● **Request**:
Select the lines that contain "become" and copy each of them.

• • • • • • •

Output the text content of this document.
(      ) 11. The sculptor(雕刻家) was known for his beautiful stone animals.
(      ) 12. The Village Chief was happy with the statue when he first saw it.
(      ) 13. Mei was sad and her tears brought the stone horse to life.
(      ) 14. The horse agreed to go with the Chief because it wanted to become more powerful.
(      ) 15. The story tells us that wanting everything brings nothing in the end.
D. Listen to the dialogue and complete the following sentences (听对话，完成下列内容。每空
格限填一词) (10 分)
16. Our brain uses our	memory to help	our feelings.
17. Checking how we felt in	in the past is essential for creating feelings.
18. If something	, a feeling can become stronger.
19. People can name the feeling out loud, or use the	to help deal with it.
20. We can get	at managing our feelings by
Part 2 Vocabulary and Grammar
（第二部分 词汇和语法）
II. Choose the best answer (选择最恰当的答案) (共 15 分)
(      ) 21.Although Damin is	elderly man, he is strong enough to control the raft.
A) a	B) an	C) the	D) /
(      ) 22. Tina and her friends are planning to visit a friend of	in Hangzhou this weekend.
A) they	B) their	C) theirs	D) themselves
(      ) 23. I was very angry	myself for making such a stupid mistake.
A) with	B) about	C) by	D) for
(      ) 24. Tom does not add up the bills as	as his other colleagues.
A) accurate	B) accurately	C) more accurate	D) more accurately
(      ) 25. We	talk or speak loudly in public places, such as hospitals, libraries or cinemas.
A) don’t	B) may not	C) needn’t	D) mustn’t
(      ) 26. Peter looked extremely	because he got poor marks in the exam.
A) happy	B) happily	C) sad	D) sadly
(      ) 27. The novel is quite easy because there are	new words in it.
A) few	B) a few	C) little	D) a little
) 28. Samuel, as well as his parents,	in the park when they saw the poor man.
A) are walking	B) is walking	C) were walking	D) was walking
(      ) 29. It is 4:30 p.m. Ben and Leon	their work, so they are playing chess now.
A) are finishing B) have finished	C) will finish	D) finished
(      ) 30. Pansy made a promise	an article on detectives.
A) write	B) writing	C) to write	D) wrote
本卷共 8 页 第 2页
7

• • • • • • •

● **Worked solution**:
(      ) 14. The horse agreed to go with the Chief because it wanted to become more powerful.
18. If something	, a feeling can become stronger.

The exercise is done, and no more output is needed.